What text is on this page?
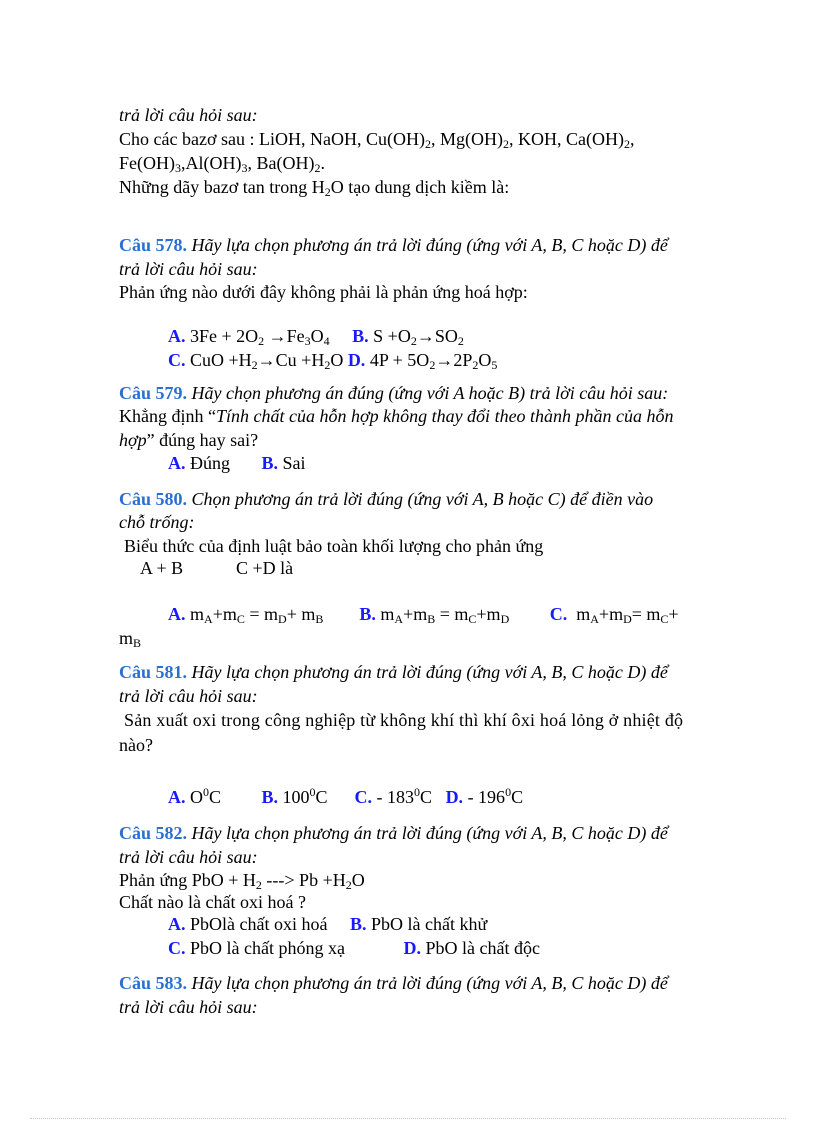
trả lời câu hỏi sau:
Cho các bazơ sau : LiOH, NaOH, $Cu(OH)_2$, $Mg(OH)_2$, KOH, $Ca(OH)_2$,
$Fe(OH)_3,Al(OH)_3$, $Ba(OH)_2$.
Những dãy bazơ tan trong $H_2O$ tạo dung dịch kiềm là:
Câu 578. Hãy lựa chọn phương án trả lời đúng (ứng với A, B, C hoặc D) để
trả lời câu hỏi sau:
Phản ứng nào dưới đây không phải là phản ứng hoá hợp:
A. $3Fe + 2O_2 \to Fe_3O_4$ B. $S +O_2\to SO_2$
C. CuO $+H_2\to Cu +H_2O$ D. $4P + 5O_2\to 2P_2O_5$
Câu 579. Hãy chọn phương án đúng (ứng với A hoặc B) trả lời câu hỏi sau:
Khẳng định “Tính chất của hỗn hợp không thay đổi theo thành phần của hỗn
hợp” đúng hay sai?
A. Đúng B. Sai
Câu 580. Chọn phương án trả lời đúng (ứng với A, B hoặc C) để điền vào
chỗ trống:
Biểu thức của định luật bảo toàn khối lượng cho phản ứng
A + B	C +D là
A. $m_A+m_C = m_D+ m_B$ B. $m_A+m_B = m_C+m_D$ C.  $m_A+m_D= m_C+$
$m_B$
Câu 581. Hãy lựa chọn phương án trả lời đúng (ứng với A, B, C hoặc D) để
trả lời câu hỏi sau:
Sản xuất oxi trong công nghiệp từ không khí thì khí ôxi hoá lỏng ở nhiệt độ
nào?
A. $O^0C$         B. $100^0C$      C. - $183^0C$   D. - $196^0C$
Câu 582. Hãy lựa chọn phương án trả lời đúng (ứng với A, B, C hoặc D) để
trả lời câu hỏi sau:
Phản ứng PbO + $H_2$ ---> $Pb +H_2O$
Chất nào là chất oxi hoá ?
A. PbOlà chất oxi hoá B. PbO là chất khử
C. PbO là chất phóng xạ	D. PbO là chất độc
Câu 583. Hãy lựa chọn phương án trả lời đúng (ứng với A, B, C hoặc D) để
trả lời câu hỏi sau:
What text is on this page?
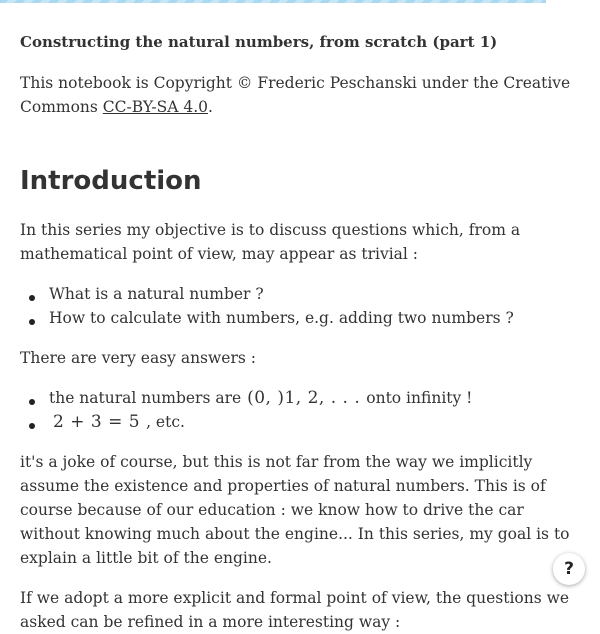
Constructing the natural numbers, from scratch (part 1)

This notebook is Copyright © Frederic Peschanski under the Creative Commons CC-BY-SA 4.0.

Introduction

In this series my objective is to discuss questions which, from a mathematical point of view, may appear as trivial :

What is a natural number ?
How to calculate with numbers, e.g. adding two numbers ?

There are very easy answers :

the natural numbers are (0, )1, 2, . . . onto infinity !
2 + 3 = 5 , etc.

it's a joke of course, but this is not far from the way we implicitly assume the existence and properties of natural numbers. This is of course because of our education : we know how to drive the car without knowing much about the engine... In this series, my goal is to explain a little bit of the engine.

If we adopt a more explicit and formal point of view, the questions we asked can be refined in a more interesting way :

?
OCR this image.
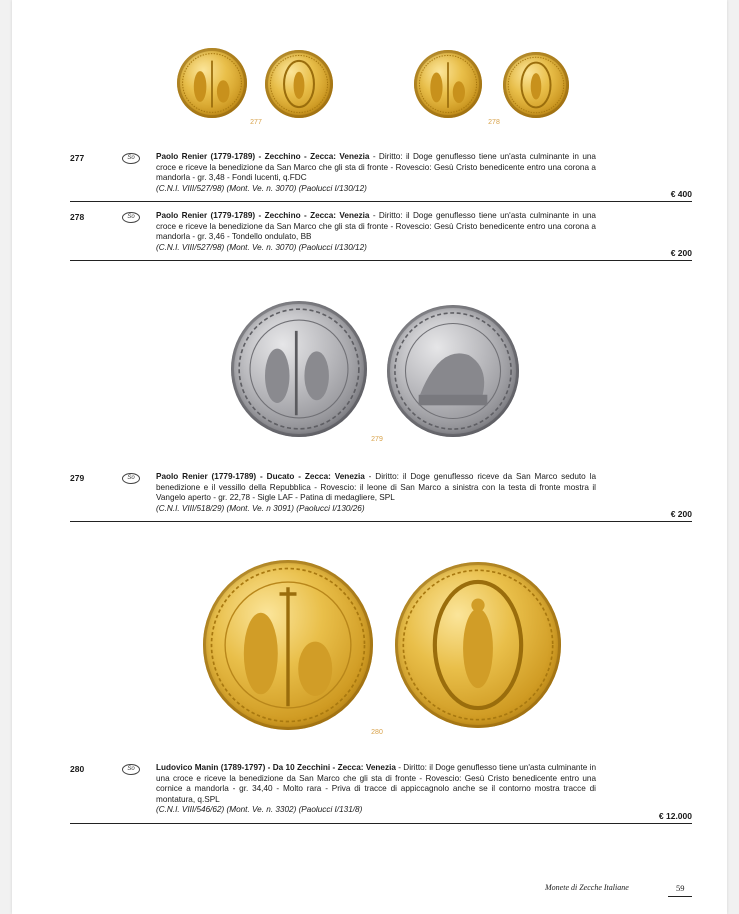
277	278
277	So	Paolo Renier (1779-1789) - Zecchino - Zecca: Venezia - Diritto: il Doge genuflesso tiene un'asta culminante in una croce e riceve la benedizione da San Marco che gli sta di fronte - Rovescio: Gesù Cristo benedicente entro una corona a mandorla - gr. 3,48 - Fondi lucenti, q.FDC
(C.N.I. VIII/527/98) (Mont. Ve. n. 3070) (Paolucci I/130/12)
€ 400
278	So	Paolo Renier (1779-1789) - Zecchino - Zecca: Venezia - Diritto: il Doge genuflesso tiene un'asta culminante in una croce e riceve la benedizione da San Marco che gli sta di fronte - Rovescio: Gesù Cristo benedicente entro una corona a mandorla - gr. 3,46 - Tondello ondulato, BB
(C.N.I. VIII/527/98) (Mont. Ve. n. 3070) (Paolucci I/130/12)
€ 200
279
279	So	Paolo Renier (1779-1789) - Ducato - Zecca: Venezia - Diritto: il Doge genuflesso riceve da San Marco seduto la benedizione e il vessillo della Repubblica - Rovescio: il leone di San Marco a sinistra con la testa di fronte mostra il Vangelo aperto - gr. 22,78 - Sigle LAF - Patina di medagliere, SPL
(C.N.I. VIII/518/29) (Mont. Ve. n 3091) (Paolucci I/130/26)
€ 200
280
280	So	Ludovico Manin (1789-1797) - Da 10 Zecchini - Zecca: Venezia - Diritto: il Doge genuflesso tiene un'asta culminante in una croce e riceve la benedizione da San Marco che gli sta di fronte - Rovescio: Gesù Cristo benedicente entro una cornice a mandorla - gr. 34,40 - Molto rara - Priva di tracce di appiccagnolo anche se il contorno mostra tracce di montatura, q.SPL
(C.N.I. VIII/546/62) (Mont. Ve. n. 3302) (Paolucci I/131/8)
€ 12.000
Monete di Zecche Italiane	59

■ ■ ■ ■ ■ ■ ■

### EXERCISE:
Print all entries exactly. The images do not belong in the copy.

### ANSWER TO THIS TASK:
What text is on this page?
trả lời câu hỏi sau:
Cho các bazơ sau : LiOH, NaOH, $Cu(OH)_2$, $Mg(OH)_2$, KOH, $Ca(OH)_2$,
$Fe(OH)_3,Al(OH)_3$, $Ba(OH)_2$.
Những dãy bazơ tan trong $H_2O$ tạo dung dịch kiềm là:
Câu 578. Hãy lựa chọn phương án trả lời đúng (ứng với A, B, C hoặc D) để
trả lời câu hỏi sau:
Phản ứng nào dưới đây không phải là phản ứng hoá hợp:
A. $3Fe + 2O_2 \to Fe_3O_4$ B. $S +O_2\to SO_2$
C. CuO $+H_2\to Cu +H_2O$ D. $4P + 5O_2\to 2P_2O_5$
Câu 579. Hãy chọn phương án đúng (ứng với A hoặc B) trả lời câu hỏi sau:
Khẳng định “Tính chất của hỗn hợp không thay đổi theo thành phần của hỗn
hợp” đúng hay sai?
A. Đúng B. Sai
Câu 580. Chọn phương án trả lời đúng (ứng với A, B hoặc C) để điền vào
chỗ trống:
Biểu thức của định luật bảo toàn khối lượng cho phản ứng
A + B	C +D là
A. $m_A+m_C = m_D+ m_B$ B. $m_A+m_B = m_C+m_D$ C.  $m_A+m_D= m_C+$
$m_B$
Câu 581. Hãy lựa chọn phương án trả lời đúng (ứng với A, B, C hoặc D) để
trả lời câu hỏi sau:
Sản xuất oxi trong công nghiệp từ không khí thì khí ôxi hoá lỏng ở nhiệt độ
nào?
A. $O^0C$         B. $100^0C$      C. - $183^0C$   D. - $196^0C$
Câu 582. Hãy lựa chọn phương án trả lời đúng (ứng với A, B, C hoặc D) để
trả lời câu hỏi sau:
Phản ứng PbO + $H_2$ ---> $Pb +H_2O$
Chất nào là chất oxi hoá ?
A. PbOlà chất oxi hoá B. PbO là chất khử
C. PbO là chất phóng xạ	D. PbO là chất độc
Câu 583. Hãy lựa chọn phương án trả lời đúng (ứng với A, B, C hoặc D) để
trả lời câu hỏi sau:
What text is on this page?
Constructing the natural numbers, from scratch (part 1)

This notebook is Copyright © Frederic Peschanski under the Creative Commons CC-BY-SA 4.0.

Introduction

In this series my objective is to discuss questions which, from a mathematical point of view, may appear as trivial :

What is a natural number ?
How to calculate with numbers, e.g. adding two numbers ?

There are very easy answers :

the natural numbers are (0, )1, 2, . . . onto infinity !
2 + 3 = 5 , etc.

it's a joke of course, but this is not far from the way we implicitly assume the existence and properties of natural numbers. This is of course because of our education : we know how to drive the car without knowing much about the engine... In this series, my goal is to explain a little bit of the engine.

If we adopt a more explicit and formal point of view, the questions we asked can be refined in a more interesting way :

?
OCR this image.
277	278
277	So	Paolo Renier (1779-1789) - Zecchino - Zecca: Venezia - Diritto: il Doge genuflesso tiene un'asta culminante in una croce e riceve la benedizione da San Marco che gli sta di fronte - Rovescio: Gesù Cristo benedicente entro una corona a mandorla - gr. 3,48 - Fondi lucenti, q.FDC
(C.N.I. VIII/527/98) (Mont. Ve. n. 3070) (Paolucci I/130/12)
€ 400
278	So	Paolo Renier (1779-1789) - Zecchino - Zecca: Venezia - Diritto: il Doge genuflesso tiene un'asta culminante in una croce e riceve la benedizione da San Marco che gli sta di fronte - Rovescio: Gesù Cristo benedicente entro una corona a mandorla - gr. 3,46 - Tondello ondulato, BB
(C.N.I. VIII/527/98) (Mont. Ve. n. 3070) (Paolucci I/130/12)
€ 200
279
279	So	Paolo Renier (1779-1789) - Ducato - Zecca: Venezia - Diritto: il Doge genuflesso riceve da San Marco seduto la benedizione e il vessillo della Repubblica - Rovescio: il leone di San Marco a sinistra con la testa di fronte mostra il Vangelo aperto - gr. 22,78 - Sigle LAF - Patina di medagliere, SPL
(C.N.I. VIII/518/29) (Mont. Ve. n 3091) (Paolucci I/130/26)
€ 200
280
280	So	Ludovico Manin (1789-1797) - Da 10 Zecchini - Zecca: Venezia - Diritto: il Doge genuflesso tiene un'asta culminante in una croce e riceve la benedizione da San Marco che gli sta di fronte - Rovescio: Gesù Cristo benedicente entro una cornice a mandorla - gr. 34,40 - Molto rara - Priva di tracce di appiccagnolo anche se il contorno mostra tracce di montatura, q.SPL
(C.N.I. VIII/546/62) (Mont. Ve. n. 3302) (Paolucci I/131/8)
€ 12.000
Monete di Zecche Italiane	59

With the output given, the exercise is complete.